Task to complete: Go through the material below and copy all lines with "Light".
=== Given data ===
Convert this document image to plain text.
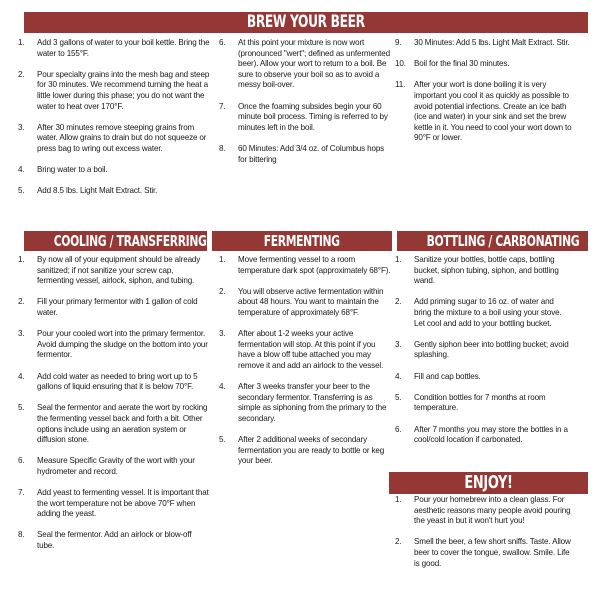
BREW YOUR BEER
1. Add 3 gallons of water to your boil kettle. Bring the water to 155°F.
2. Pour specialty grains into the mesh bag and steep for 30 minutes. We recommend turning the heat a little lower during this phase; you do not want the water to heat over 170°F.
3. After 30 minutes remove steeping grains from water. Allow grains to drain but do not squeeze or press bag to wring out excess water.
4. Bring water to a boil.
5. Add 8.5 lbs. Light Malt Extract. Stir.
6. At this point your mixture is now wort (pronounced "wert"; defined as unfermented beer). Allow your wort to return to a boil. Be sure to observe your boil so as to avoid a messy boil-over.
7. Once the foaming subsides begin your 60 minute boil process. Timing is referred to by minutes left in the boil.
8. 60 Minutes: Add 3/4 oz. of Columbus hops for bittering
9. 30 Minutes: Add 5 lbs. Light Malt Extract. Stir.
10. Boil for the final 30 minutes.
11. After your wort is done boiling it is very important you cool it as quickly as possible to avoid potential infections. Create an ice bath (ice and water) in your sink and set the brew kettle in it. You need to cool your wort down to 90°F or lower.
COOLING / TRANSFERRING	FERMENTING	BOTTLING / CARBONATING
1. By now all of your equipment should be already sanitized; if not sanitize your screw cap, fermenting vessel, airlock, siphon, and tubing.
2. Fill your primary fermentor with 1 gallon of cold water.
3. Pour your cooled wort into the primary fermentor. Avoid dumping the sludge on the bottom into your fermentor.
4. Add cold water as needed to bring wort up to 5 gallons of liquid ensuring that it is below 70°F.
5. Seal the fermentor and aerate the wort by rocking the fermenting vessel back and forth a bit. Other options include using an aeration system or diffusion stone.
6. Measure Specific Gravity of the wort with your hydrometer and record.
7. Add yeast to fermenting vessel. It is important that the wort temperature not be above 70°F when adding the yeast.
8. Seal the fermentor. Add an airlock or blow-off tube.
1. Move fermenting vessel to a room temperature dark spot (approximately 68°F).
2. You will observe active fermentation within about 48 hours. You want to maintain the temperature of approximately 68°F.
3. After about 1-2 weeks your active fermentation will stop. At this point if you have a blow off tube attached you may remove it and add an airlock to the vessel.
4. After 3 weeks transfer your beer to the secondary fermentor. Transferring is as simple as siphoning from the primary to the secondary.
5. After 2 additional weeks of secondary fermentation you are ready to bottle or keg your beer.
1. Sanitize your bottles, bottle caps, bottling bucket, siphon tubing, siphon, and bottling wand.
2. Add priming sugar to 16 oz. of water and bring the mixture to a boil using your stove. Let cool and add to your bottling bucket.
3. Gently siphon beer into bottling bucket; avoid splashing.
4. Fill and cap bottles.
5. Condition bottles for 7 months at room temperature.
6. After 7 months you may store the bottles in a cool/cold location if carbonated.
ENJOY!
1. Pour your homebrew into a clean glass. For aesthetic reasons many people avoid pouring the yeast in but it won't hurt you!
2. Smell the beer, a few short sniffs. Taste. Allow beer to cover the tongue, swallow. Smile. Life is good.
===
Task output:
5. Add 8.5 lbs. Light Malt Extract. Stir.
9. 30 Minutes: Add 5 lbs. Light Malt Extract. Stir.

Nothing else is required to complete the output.